*Aim of the exercise*: All of the material below is to be returned exactly.

Stored data

## BEGIN

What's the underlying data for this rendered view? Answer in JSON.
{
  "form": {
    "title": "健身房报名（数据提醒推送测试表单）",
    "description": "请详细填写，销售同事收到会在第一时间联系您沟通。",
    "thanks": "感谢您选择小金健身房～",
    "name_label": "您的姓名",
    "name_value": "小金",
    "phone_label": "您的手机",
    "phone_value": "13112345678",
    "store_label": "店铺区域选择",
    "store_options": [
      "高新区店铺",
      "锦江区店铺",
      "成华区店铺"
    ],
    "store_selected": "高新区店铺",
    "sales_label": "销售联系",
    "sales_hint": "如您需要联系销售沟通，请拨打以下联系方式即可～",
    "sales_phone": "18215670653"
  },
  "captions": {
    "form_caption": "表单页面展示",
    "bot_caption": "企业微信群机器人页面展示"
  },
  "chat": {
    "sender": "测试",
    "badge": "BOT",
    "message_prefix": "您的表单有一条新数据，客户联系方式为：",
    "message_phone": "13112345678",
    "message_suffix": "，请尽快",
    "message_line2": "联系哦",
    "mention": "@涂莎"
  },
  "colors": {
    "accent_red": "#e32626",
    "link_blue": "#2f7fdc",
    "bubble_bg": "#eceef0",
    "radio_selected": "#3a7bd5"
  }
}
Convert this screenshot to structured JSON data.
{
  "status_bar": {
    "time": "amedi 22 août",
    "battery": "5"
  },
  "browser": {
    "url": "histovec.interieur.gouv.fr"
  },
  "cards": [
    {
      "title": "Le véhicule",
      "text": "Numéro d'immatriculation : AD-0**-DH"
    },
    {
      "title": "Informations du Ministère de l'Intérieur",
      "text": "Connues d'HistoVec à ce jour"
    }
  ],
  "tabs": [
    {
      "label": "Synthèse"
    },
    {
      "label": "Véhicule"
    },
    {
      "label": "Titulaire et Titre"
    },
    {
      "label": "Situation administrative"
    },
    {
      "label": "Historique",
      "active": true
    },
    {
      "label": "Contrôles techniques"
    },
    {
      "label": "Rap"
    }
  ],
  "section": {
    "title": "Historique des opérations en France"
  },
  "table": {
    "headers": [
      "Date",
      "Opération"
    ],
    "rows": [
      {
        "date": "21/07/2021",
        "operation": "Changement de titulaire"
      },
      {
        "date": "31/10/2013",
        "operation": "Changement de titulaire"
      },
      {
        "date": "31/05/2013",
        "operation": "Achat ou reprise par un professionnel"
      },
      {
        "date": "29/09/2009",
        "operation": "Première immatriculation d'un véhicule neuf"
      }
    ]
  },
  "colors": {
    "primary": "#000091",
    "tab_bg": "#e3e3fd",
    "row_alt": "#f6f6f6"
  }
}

## END

*Complete answer*:
What's the underlying data for this rendered view? Answer in JSON.
{
  "form": {
    "title": "健身房报名（数据提醒推送测试表单）",
    "description": "请详细填写，销售同事收到会在第一时间联系您沟通。",
    "thanks": "感谢您选择小金健身房～",
    "name_label": "您的姓名",
    "name_value": "小金",
    "phone_label": "您的手机",
    "phone_value": "13112345678",
    "store_label": "店铺区域选择",
    "store_options": [
      "高新区店铺",
      "锦江区店铺",
      "成华区店铺"
    ],
    "store_selected": "高新区店铺",
    "sales_label": "销售联系",
    "sales_hint": "如您需要联系销售沟通，请拨打以下联系方式即可～",
    "sales_phone": "18215670653"
  },
  "captions": {
    "form_caption": "表单页面展示",
    "bot_caption": "企业微信群机器人页面展示"
  },
  "chat": {
    "sender": "测试",
    "badge": "BOT",
    "message_prefix": "您的表单有一条新数据，客户联系方式为：",
    "message_phone": "13112345678",
    "message_suffix": "，请尽快",
    "message_line2": "联系哦",
    "mention": "@涂莎"
  },
  "colors": {
    "accent_red": "#e32626",
    "link_blue": "#2f7fdc",
    "bubble_bg": "#eceef0",
    "radio_selected": "#3a7bd5"
  }
}
Convert this screenshot to structured JSON data.
{
  "status_bar": {
    "time": "amedi 22 août",
    "battery": "5"
  },
  "browser": {
    "url": "histovec.interieur.gouv.fr"
  },
  "cards": [
    {
      "title": "Le véhicule",
      "text": "Numéro d'immatriculation : AD-0**-DH"
    },
    {
      "title": "Informations du Ministère de l'Intérieur",
      "text": "Connues d'HistoVec à ce jour"
    }
  ],
  "tabs": [
    {
      "label": "Synthèse"
    },
    {
      "label": "Véhicule"
    },
    {
      "label": "Titulaire et Titre"
    },
    {
      "label": "Situation administrative"
    },
    {
      "label": "Historique",
      "active": true
    },
    {
      "label": "Contrôles techniques"
    },
    {
      "label": "Rap"
    }
  ],
  "section": {
    "title": "Historique des opérations en France"
  },
  "table": {
    "headers": [
      "Date",
      "Opération"
    ],
    "rows": [
      {
        "date": "21/07/2021",
        "operation": "Changement de titulaire"
      },
      {
        "date": "31/10/2013",
        "operation": "Changement de titulaire"
      },
      {
        "date": "31/05/2013",
        "operation": "Achat ou reprise par un professionnel"
      },
      {
        "date": "29/09/2009",
        "operation": "Première immatriculation d'un véhicule neuf"
      }
    ]
  },
  "colors": {
    "primary": "#000091",
    "tab_bg": "#e3e3fd",
    "row_alt": "#f6f6f6"
  }
}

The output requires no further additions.